What you will do - Scan the listing and work out how many lines contain the word "Online". Nothing but the number should be given.

Material -

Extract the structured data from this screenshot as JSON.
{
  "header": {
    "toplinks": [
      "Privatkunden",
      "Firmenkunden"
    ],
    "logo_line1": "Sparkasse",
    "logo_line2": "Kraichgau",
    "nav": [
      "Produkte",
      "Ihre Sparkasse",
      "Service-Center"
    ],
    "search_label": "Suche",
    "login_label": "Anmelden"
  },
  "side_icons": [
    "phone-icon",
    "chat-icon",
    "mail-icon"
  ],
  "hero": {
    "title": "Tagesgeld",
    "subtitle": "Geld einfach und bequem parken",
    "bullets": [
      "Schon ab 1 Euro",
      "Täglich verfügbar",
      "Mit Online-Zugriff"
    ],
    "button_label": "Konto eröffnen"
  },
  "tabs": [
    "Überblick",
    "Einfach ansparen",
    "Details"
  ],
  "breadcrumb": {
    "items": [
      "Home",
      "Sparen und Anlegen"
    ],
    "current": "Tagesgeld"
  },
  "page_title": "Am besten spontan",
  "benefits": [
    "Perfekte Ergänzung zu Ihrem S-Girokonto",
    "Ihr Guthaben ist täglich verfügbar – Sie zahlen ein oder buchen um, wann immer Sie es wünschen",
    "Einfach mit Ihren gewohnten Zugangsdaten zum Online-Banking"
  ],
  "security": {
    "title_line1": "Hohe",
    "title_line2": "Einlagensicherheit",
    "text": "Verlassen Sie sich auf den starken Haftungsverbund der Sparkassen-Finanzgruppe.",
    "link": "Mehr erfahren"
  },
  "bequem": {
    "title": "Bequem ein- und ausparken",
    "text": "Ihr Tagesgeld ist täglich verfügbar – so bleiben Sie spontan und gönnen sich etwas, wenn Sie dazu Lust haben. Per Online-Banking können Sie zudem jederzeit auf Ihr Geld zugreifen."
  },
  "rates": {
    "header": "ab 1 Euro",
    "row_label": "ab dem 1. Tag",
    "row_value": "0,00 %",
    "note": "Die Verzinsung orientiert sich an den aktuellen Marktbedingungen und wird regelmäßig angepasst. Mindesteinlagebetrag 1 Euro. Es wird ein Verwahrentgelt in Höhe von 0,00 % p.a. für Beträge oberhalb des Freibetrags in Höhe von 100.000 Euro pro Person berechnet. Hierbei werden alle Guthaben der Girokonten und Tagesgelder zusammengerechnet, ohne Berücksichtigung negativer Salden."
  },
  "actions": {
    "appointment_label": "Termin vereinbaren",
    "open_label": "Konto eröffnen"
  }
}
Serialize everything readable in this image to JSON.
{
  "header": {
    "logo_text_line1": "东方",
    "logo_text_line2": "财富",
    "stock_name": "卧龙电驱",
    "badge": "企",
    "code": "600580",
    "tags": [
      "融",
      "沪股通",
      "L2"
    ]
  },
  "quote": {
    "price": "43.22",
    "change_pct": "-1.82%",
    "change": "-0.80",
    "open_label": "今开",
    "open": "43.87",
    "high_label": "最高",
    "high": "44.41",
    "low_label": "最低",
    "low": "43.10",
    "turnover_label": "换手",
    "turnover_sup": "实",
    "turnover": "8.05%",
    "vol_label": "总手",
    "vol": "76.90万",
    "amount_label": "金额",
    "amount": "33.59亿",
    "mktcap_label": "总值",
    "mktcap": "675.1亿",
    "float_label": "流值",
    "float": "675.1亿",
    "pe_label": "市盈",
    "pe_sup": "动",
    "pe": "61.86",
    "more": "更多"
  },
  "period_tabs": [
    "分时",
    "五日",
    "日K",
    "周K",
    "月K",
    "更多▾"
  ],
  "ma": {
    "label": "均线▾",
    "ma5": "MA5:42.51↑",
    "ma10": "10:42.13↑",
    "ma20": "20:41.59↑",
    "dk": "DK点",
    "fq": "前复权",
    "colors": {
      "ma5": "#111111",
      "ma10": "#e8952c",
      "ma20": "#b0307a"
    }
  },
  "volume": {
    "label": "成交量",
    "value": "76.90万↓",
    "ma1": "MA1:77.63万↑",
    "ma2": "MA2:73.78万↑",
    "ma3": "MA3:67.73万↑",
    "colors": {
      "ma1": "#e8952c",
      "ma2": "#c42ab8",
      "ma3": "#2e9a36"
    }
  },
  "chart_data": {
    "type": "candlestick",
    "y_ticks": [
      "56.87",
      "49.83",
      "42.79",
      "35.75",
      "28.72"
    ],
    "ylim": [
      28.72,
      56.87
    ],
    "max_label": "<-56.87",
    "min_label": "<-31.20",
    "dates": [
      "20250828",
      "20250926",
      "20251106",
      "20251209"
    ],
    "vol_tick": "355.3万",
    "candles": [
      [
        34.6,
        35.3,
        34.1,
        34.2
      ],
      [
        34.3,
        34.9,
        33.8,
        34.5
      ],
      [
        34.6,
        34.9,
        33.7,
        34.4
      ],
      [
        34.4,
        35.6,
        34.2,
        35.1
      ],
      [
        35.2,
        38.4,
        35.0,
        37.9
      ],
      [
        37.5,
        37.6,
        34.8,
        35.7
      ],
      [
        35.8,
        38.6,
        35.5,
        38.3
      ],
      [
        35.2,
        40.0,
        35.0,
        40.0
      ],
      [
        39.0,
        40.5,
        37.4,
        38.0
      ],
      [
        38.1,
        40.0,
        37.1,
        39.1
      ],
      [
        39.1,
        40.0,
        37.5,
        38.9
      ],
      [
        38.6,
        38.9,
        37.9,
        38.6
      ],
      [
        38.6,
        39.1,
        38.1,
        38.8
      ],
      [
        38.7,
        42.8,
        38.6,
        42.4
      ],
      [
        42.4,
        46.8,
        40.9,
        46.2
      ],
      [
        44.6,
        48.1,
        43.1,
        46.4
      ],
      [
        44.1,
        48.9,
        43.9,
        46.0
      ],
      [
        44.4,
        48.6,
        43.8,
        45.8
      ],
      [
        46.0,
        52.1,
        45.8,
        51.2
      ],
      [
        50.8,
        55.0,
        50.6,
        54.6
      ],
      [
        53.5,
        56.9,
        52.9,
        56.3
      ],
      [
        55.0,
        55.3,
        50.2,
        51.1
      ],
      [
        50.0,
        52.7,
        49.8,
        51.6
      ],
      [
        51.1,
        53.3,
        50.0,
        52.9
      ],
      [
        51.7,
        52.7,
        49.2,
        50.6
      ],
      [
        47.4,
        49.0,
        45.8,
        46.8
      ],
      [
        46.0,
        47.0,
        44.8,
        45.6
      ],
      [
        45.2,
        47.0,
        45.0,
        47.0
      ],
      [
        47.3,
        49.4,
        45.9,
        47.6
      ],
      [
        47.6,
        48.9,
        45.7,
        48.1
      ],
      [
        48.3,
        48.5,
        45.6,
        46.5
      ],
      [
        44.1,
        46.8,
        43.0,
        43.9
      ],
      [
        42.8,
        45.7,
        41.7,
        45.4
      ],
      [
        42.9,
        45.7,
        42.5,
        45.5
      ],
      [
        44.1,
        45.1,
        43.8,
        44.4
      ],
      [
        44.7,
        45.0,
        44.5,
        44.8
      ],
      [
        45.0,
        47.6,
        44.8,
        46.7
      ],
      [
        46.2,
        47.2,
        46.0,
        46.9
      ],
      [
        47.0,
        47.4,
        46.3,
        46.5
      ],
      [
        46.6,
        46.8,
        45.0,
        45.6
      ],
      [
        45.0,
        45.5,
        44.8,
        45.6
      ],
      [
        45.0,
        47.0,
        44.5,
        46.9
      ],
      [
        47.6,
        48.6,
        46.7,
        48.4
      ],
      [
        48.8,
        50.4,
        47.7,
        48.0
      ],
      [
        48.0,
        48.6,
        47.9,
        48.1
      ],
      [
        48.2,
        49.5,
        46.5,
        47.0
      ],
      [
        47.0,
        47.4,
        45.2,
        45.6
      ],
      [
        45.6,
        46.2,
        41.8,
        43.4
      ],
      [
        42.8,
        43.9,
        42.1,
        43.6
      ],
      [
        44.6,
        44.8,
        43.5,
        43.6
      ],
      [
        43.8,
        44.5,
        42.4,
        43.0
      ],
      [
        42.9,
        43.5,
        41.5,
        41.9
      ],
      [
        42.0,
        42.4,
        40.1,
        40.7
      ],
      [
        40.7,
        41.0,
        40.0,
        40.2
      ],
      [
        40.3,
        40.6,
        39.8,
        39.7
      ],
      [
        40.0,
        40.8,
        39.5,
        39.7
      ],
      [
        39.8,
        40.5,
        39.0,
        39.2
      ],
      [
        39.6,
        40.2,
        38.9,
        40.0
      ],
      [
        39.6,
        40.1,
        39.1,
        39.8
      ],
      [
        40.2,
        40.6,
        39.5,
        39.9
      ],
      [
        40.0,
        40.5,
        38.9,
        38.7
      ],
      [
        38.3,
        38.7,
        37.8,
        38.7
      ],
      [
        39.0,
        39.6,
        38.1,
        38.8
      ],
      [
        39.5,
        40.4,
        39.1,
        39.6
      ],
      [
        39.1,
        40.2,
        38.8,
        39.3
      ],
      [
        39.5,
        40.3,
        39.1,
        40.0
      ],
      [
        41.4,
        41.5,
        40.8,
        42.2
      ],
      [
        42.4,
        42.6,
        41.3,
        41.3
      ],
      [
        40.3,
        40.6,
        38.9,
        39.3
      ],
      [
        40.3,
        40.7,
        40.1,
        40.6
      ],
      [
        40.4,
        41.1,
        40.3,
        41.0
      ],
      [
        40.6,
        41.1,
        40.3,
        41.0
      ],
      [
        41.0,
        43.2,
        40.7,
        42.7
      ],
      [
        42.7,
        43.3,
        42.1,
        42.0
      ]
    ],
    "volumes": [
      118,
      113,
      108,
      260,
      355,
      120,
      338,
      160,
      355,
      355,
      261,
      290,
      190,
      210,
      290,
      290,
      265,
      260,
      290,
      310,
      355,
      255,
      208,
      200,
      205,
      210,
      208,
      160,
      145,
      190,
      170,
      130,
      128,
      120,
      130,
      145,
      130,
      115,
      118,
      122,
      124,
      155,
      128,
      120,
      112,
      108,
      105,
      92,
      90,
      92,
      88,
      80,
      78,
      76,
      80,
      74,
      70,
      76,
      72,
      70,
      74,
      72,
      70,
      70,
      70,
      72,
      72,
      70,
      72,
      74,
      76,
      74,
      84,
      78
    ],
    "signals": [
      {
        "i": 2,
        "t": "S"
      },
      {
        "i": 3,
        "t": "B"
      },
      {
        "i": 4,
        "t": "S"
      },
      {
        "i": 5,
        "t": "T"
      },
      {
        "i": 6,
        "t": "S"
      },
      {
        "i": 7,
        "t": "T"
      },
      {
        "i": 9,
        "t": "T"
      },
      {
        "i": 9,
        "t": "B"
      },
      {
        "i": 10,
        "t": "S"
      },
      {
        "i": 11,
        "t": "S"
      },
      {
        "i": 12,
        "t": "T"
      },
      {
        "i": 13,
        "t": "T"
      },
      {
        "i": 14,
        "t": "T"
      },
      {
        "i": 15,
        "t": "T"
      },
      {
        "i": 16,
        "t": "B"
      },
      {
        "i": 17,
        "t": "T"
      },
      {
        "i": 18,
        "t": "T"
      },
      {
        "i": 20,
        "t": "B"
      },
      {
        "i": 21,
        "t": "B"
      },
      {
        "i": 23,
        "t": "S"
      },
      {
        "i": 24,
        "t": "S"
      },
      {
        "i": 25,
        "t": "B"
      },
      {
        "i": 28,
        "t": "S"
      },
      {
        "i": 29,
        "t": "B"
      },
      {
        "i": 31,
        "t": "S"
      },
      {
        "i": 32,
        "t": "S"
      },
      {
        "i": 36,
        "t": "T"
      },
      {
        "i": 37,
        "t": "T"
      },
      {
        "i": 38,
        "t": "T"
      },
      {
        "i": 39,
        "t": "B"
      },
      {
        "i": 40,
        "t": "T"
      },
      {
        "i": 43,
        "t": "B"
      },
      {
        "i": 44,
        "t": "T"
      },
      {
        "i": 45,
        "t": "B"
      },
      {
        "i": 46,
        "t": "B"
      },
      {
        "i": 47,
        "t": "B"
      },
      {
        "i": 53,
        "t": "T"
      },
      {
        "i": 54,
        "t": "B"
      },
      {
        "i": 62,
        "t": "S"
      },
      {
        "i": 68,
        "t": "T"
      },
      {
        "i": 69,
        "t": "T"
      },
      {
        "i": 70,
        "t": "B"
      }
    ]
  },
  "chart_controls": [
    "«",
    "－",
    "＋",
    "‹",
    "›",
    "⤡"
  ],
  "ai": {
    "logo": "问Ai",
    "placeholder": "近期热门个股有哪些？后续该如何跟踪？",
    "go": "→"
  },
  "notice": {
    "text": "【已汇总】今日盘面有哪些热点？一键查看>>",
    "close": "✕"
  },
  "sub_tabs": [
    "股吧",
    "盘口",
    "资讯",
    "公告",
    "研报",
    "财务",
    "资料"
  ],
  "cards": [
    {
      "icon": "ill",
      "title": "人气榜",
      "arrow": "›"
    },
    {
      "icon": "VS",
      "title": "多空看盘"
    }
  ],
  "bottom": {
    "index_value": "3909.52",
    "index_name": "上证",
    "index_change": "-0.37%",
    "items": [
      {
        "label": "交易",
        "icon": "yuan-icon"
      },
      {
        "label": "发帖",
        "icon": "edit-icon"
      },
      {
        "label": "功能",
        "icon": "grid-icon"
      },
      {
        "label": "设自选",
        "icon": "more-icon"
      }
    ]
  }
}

Exercise result - 3